Written instruction
From the data that follows, copy every line holding the string "change".

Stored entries
Start
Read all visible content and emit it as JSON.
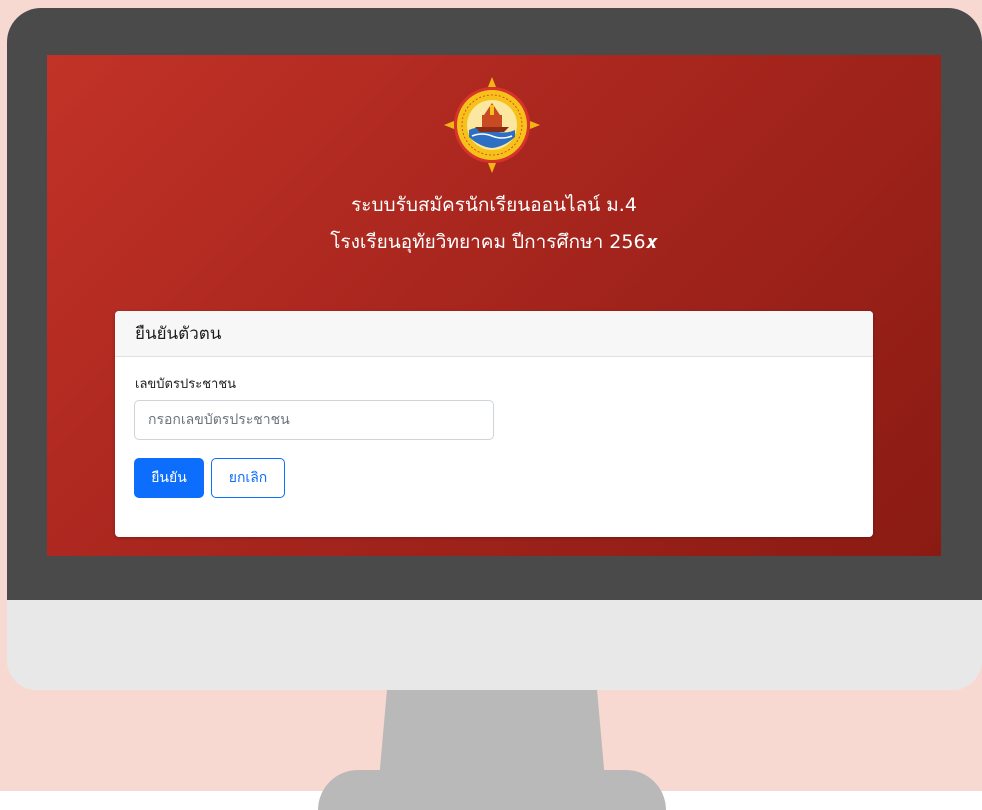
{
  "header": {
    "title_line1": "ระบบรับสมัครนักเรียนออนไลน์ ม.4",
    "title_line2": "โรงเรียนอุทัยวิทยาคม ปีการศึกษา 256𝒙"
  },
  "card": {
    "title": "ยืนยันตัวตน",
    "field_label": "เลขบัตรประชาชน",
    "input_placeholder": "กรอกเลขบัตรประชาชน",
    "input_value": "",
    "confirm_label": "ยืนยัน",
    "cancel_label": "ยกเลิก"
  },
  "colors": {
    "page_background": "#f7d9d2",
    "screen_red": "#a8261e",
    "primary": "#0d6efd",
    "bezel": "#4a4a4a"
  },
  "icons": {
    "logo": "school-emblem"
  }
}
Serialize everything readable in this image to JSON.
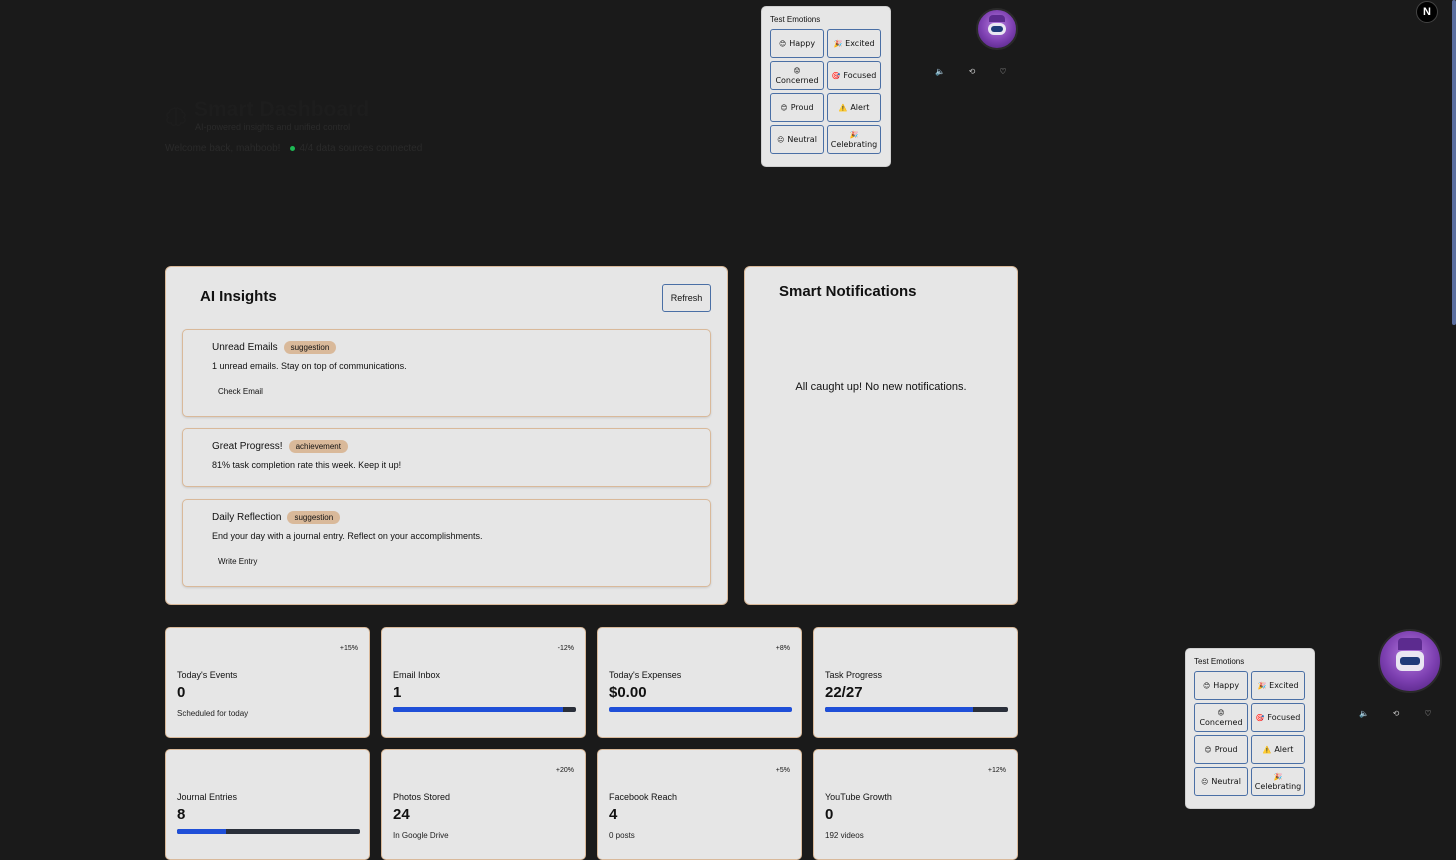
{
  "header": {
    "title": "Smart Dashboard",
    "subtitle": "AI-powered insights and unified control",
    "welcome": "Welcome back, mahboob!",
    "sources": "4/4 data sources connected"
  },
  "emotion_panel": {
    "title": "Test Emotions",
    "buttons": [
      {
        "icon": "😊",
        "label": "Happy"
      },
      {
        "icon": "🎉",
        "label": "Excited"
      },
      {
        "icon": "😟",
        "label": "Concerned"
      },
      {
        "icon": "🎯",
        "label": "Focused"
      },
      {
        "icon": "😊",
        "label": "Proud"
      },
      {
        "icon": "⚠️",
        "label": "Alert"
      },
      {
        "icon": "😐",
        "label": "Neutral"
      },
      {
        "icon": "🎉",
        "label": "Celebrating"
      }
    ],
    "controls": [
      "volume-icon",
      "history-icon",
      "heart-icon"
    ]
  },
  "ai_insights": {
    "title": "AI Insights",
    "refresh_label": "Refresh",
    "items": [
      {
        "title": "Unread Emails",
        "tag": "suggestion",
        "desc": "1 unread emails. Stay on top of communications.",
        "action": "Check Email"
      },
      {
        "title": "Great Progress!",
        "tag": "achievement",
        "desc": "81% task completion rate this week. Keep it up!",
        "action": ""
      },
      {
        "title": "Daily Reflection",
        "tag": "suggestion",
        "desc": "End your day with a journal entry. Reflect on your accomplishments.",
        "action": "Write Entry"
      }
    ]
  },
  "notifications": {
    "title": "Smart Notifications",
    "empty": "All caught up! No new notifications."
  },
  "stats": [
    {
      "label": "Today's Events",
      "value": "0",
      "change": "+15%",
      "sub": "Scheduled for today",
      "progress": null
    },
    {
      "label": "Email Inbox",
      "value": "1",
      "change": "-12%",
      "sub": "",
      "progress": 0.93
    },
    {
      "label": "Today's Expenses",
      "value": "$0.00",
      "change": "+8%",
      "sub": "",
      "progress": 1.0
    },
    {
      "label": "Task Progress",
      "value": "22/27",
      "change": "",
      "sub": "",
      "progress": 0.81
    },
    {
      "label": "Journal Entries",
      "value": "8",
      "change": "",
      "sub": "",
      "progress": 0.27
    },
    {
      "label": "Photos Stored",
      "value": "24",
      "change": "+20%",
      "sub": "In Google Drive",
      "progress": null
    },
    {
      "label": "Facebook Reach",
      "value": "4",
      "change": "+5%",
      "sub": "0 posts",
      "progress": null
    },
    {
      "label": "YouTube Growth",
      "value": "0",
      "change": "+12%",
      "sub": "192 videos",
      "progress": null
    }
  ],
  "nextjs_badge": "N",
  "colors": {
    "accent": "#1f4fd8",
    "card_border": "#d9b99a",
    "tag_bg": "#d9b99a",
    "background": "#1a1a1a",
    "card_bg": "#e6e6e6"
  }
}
End
Solved problem
      "change": "+15%",
      "change": "-12%",
      "change": "+8%",
      "change": "",
      "change": "",
      "change": "+20%",
      "change": "+5%",
      "change": "+12%",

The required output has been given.